• GOAL OF THE EXERCISE: Some lines in the records below may hold the word "Федеральное"; give the number of those lines and nothing else.

• TASK DATA:
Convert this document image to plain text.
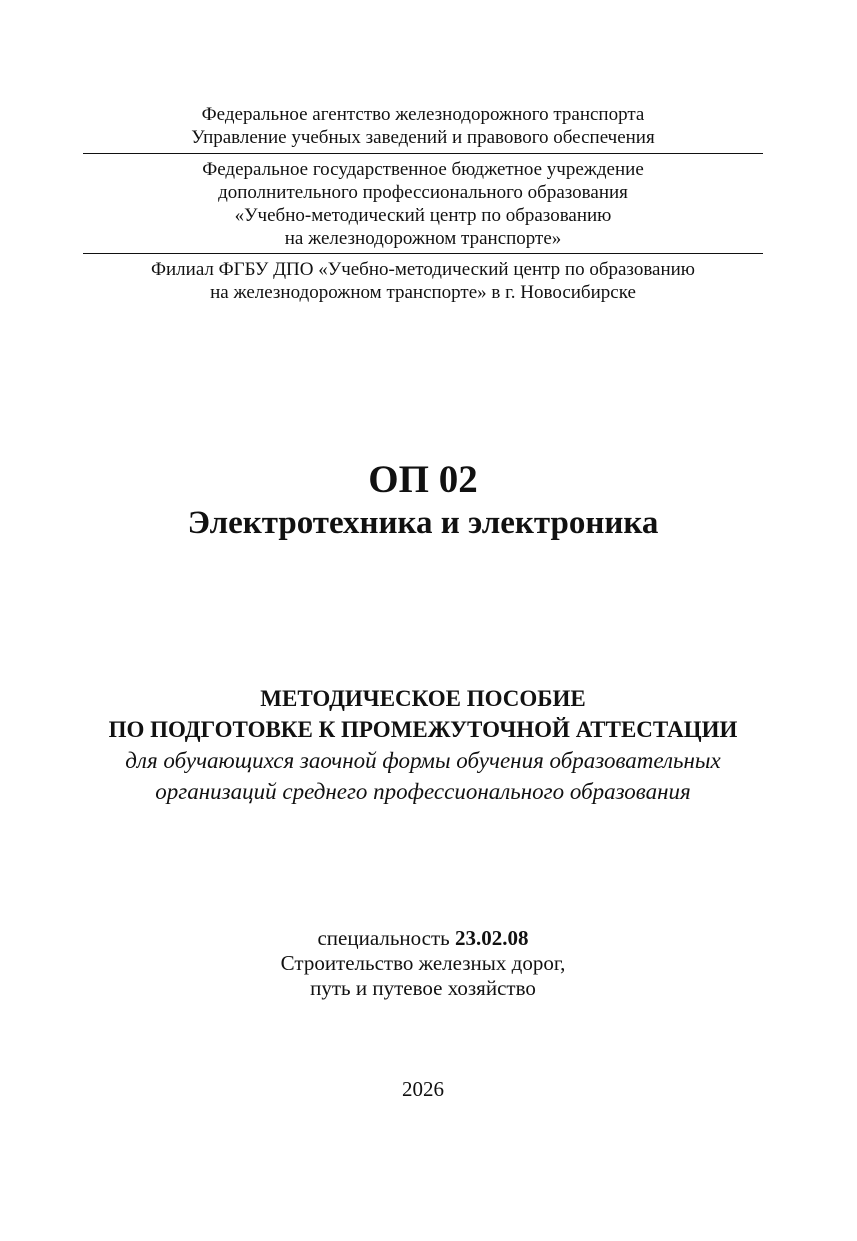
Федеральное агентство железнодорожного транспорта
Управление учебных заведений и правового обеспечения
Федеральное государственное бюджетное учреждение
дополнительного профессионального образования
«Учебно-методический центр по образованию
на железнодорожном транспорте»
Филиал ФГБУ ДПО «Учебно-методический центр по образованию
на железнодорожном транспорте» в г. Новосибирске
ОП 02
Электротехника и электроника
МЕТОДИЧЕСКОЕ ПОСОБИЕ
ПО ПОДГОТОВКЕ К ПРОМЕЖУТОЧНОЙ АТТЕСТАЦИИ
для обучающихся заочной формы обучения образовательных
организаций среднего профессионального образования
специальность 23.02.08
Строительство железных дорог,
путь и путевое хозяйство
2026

* * *

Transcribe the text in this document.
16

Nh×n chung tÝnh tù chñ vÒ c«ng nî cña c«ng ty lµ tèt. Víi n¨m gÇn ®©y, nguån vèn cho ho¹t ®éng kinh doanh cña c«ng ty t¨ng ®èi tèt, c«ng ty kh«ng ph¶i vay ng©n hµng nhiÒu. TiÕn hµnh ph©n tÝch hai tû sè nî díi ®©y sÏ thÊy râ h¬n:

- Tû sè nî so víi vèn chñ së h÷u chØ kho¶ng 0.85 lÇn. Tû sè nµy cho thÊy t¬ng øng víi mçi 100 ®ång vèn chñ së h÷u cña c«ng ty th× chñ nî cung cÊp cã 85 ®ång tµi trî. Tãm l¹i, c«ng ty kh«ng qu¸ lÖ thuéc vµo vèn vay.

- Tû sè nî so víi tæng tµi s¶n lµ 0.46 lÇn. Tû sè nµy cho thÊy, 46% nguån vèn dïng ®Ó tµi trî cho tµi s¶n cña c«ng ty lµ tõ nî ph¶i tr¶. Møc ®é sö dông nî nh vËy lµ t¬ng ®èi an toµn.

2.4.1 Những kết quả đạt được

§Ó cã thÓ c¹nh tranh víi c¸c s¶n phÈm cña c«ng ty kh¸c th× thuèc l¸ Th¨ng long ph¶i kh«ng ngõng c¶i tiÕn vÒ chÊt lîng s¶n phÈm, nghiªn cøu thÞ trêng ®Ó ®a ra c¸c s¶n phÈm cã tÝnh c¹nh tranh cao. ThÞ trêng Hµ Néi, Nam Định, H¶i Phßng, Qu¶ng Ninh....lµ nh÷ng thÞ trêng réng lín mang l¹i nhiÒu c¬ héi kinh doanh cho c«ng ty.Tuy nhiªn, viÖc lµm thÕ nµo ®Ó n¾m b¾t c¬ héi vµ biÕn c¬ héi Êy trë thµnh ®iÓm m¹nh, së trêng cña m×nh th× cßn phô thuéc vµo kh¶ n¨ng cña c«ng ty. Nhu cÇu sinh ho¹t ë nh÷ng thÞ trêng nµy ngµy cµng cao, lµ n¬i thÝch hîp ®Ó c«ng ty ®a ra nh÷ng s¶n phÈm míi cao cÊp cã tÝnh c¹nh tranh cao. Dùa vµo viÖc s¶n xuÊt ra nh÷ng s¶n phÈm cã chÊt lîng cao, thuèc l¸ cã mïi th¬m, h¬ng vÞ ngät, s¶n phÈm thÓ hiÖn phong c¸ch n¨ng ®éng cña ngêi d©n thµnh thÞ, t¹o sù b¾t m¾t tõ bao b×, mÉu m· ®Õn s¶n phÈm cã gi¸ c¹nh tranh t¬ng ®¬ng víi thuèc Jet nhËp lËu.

• TASK RESPONSE: 2